» **Problem**
Filter the records below for the word "year". Copy each line that holds it.

» **Material shown**
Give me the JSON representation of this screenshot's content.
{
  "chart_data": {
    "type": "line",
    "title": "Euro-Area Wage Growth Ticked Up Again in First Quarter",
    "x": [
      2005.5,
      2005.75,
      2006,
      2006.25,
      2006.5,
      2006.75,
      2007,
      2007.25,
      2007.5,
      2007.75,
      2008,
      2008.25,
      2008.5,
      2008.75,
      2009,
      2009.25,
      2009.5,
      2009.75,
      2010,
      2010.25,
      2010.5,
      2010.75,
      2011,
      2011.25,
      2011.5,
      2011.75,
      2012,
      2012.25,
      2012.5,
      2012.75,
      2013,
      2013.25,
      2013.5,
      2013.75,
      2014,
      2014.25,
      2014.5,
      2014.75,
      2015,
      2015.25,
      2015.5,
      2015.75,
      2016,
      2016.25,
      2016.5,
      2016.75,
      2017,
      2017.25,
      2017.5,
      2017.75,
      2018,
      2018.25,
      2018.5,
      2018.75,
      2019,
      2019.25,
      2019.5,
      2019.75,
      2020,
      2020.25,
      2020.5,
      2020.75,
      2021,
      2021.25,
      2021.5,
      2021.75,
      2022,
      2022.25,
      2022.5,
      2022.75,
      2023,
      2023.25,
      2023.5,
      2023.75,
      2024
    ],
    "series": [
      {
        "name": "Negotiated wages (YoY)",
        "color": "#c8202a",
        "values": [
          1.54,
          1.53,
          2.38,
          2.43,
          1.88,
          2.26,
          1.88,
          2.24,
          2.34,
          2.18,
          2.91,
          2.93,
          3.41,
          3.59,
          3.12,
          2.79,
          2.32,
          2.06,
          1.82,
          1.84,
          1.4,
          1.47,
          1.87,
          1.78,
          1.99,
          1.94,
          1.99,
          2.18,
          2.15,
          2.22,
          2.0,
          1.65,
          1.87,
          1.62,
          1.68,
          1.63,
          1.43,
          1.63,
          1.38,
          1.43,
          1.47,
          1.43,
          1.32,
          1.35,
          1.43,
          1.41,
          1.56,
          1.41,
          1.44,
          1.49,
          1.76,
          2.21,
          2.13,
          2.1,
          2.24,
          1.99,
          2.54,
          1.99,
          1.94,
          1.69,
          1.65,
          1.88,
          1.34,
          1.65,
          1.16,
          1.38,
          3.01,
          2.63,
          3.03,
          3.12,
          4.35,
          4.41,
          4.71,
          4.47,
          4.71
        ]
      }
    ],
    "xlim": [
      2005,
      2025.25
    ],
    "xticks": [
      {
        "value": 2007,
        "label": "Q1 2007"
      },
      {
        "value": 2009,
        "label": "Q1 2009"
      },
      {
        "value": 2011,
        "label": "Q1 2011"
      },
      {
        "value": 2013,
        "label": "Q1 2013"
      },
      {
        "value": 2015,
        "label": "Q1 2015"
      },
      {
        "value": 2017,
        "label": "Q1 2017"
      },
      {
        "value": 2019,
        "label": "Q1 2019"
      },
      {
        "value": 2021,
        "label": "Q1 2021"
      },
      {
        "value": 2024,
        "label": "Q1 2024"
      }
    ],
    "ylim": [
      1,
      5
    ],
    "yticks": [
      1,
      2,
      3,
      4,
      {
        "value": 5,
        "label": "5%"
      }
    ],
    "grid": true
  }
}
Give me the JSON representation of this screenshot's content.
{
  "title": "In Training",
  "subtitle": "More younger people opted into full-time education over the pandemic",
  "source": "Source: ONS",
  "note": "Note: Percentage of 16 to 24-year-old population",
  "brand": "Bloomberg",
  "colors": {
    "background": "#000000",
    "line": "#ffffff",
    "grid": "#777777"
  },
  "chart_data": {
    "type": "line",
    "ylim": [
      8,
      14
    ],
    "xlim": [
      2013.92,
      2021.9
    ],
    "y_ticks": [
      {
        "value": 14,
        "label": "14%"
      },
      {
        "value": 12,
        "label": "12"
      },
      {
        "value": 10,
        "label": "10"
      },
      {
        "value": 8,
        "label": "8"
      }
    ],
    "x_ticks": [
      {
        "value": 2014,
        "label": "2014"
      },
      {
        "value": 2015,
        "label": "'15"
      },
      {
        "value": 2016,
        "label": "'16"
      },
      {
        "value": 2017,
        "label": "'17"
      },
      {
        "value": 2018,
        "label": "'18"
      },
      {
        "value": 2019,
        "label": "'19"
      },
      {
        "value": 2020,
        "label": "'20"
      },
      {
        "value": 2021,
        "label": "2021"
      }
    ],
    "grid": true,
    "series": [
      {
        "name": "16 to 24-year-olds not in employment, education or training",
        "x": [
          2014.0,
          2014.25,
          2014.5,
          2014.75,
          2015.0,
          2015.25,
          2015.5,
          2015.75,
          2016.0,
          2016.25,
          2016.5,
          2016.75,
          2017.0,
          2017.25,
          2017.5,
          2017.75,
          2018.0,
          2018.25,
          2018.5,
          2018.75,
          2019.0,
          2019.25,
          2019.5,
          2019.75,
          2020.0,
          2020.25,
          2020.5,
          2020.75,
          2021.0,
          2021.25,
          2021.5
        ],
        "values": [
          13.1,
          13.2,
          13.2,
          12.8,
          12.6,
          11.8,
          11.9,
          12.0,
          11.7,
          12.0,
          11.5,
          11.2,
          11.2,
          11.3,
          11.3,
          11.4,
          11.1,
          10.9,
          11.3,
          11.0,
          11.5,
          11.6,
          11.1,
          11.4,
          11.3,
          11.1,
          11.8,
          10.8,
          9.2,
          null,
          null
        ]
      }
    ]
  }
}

» **Result of the exercise**
  "note": "Note: Percentage of 16 to 24-year-old population",
        "name": "16 to 24-year-olds not in employment, education or training",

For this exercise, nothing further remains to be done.